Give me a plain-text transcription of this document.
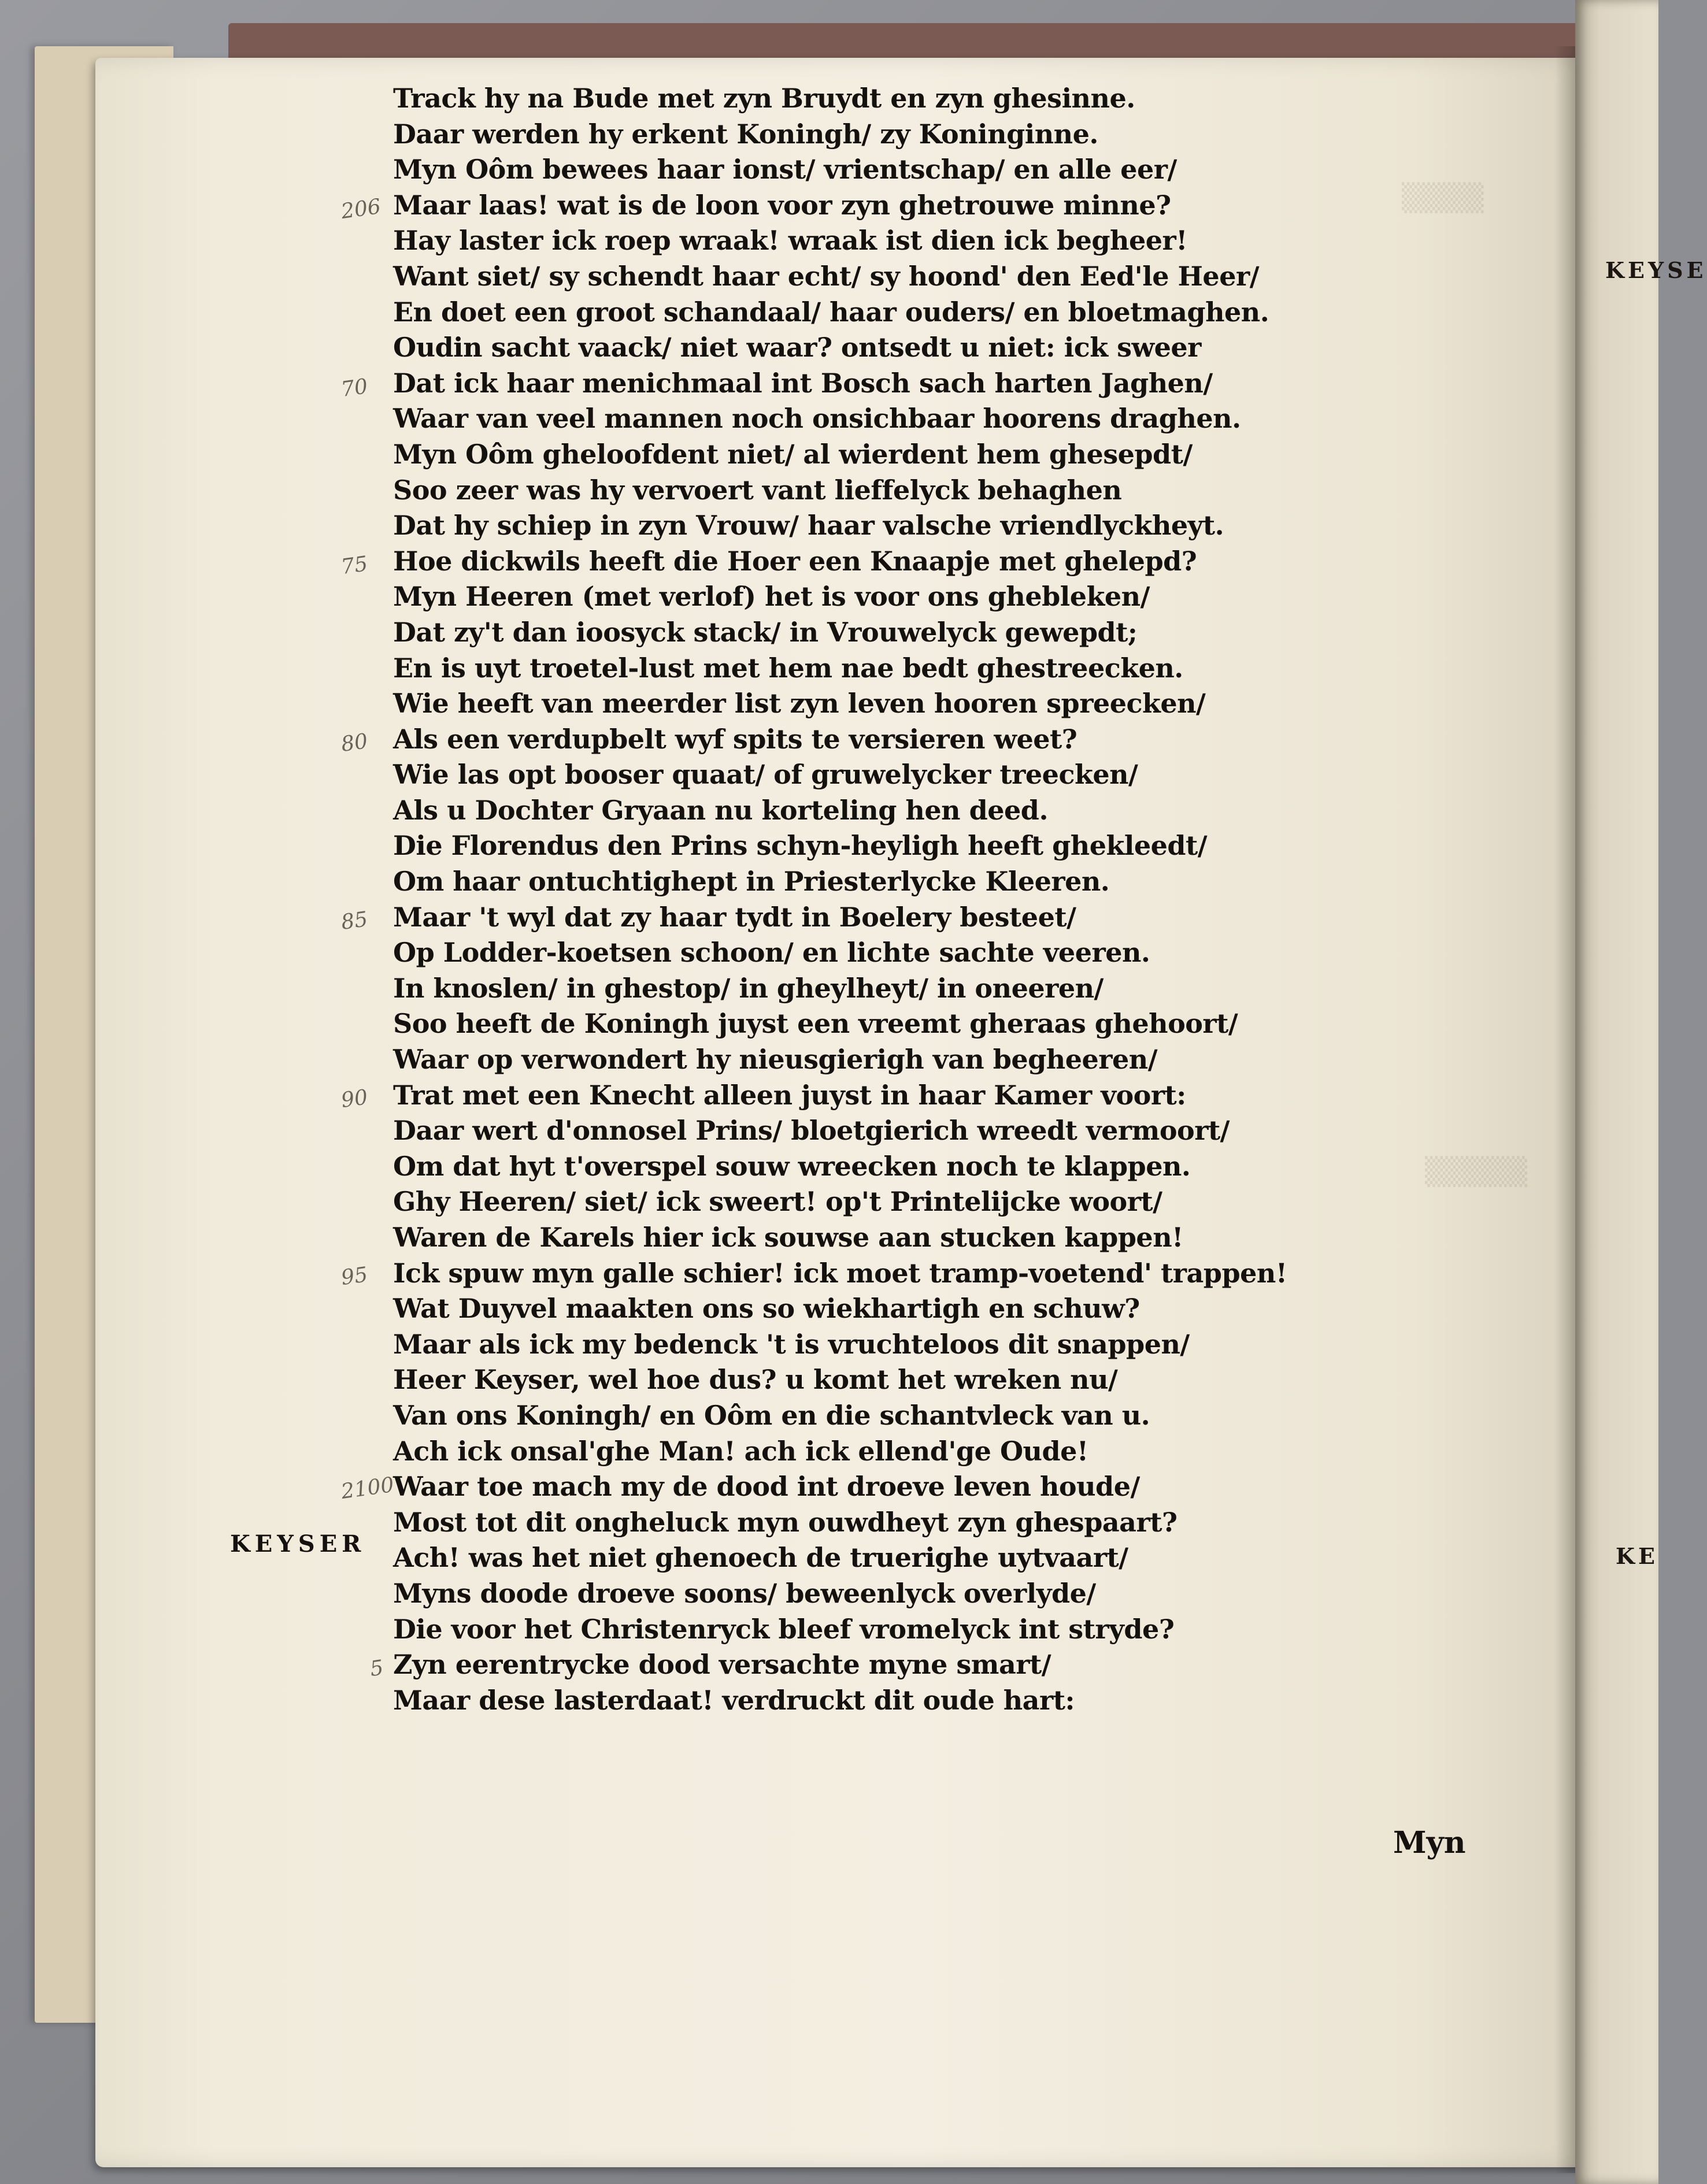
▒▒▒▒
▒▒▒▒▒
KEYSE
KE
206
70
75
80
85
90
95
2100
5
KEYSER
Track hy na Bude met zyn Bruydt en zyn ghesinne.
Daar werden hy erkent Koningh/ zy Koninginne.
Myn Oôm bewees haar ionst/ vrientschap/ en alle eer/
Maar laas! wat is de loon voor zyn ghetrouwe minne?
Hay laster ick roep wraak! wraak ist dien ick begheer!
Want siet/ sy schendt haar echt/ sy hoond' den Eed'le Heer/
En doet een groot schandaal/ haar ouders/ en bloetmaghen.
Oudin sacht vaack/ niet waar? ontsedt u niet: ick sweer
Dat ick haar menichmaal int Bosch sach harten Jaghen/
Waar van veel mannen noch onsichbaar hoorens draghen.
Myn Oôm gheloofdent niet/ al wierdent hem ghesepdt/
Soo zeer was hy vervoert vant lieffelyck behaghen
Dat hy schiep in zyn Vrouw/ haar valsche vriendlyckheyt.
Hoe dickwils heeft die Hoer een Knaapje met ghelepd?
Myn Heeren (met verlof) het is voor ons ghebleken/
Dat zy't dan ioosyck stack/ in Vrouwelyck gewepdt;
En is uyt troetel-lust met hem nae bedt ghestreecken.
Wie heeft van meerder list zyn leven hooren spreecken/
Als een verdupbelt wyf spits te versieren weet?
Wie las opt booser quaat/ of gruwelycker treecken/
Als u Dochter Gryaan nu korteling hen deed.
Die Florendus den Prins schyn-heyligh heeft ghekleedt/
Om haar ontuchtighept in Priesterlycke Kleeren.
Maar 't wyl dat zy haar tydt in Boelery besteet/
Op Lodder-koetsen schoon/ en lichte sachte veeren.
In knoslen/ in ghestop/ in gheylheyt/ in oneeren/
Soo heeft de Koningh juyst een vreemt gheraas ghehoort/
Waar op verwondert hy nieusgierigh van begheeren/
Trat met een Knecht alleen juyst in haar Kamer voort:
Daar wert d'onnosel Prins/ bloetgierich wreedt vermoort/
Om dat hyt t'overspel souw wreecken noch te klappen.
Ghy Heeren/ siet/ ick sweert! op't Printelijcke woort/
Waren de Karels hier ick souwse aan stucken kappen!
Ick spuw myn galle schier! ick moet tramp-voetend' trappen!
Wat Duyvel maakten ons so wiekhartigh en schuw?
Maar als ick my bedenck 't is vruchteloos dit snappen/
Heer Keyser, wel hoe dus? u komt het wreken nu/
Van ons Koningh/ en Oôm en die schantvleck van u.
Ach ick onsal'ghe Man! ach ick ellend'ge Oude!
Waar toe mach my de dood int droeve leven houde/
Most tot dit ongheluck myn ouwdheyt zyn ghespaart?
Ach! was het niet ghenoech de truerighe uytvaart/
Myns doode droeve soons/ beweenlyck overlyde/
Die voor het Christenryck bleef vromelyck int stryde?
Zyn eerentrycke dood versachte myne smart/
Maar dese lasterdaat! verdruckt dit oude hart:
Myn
☆ ☆ ☆ ☆
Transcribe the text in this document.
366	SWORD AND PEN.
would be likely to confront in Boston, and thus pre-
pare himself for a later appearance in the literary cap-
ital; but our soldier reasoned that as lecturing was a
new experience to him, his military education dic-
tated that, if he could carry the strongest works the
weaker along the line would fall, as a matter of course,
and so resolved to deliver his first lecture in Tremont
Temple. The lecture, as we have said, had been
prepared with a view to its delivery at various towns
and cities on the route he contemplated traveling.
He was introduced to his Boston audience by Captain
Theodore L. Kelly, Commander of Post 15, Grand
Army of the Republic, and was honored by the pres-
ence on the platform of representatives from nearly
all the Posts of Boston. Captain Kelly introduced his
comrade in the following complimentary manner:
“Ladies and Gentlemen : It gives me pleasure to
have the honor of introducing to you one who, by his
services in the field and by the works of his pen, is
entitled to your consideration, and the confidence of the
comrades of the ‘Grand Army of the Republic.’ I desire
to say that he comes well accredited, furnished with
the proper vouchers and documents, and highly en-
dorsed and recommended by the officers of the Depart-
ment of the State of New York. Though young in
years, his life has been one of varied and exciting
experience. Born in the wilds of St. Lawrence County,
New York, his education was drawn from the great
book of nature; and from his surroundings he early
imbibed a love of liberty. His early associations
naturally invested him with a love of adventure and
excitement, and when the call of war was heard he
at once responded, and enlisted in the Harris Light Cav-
☆ ☆ ☆ ☆
Written problem: Copy every line above that includes the string "with".

Response:
prepared with a view to its delivery at various towns
to say that he comes well accredited, furnished with
naturally invested him with a love of adventure and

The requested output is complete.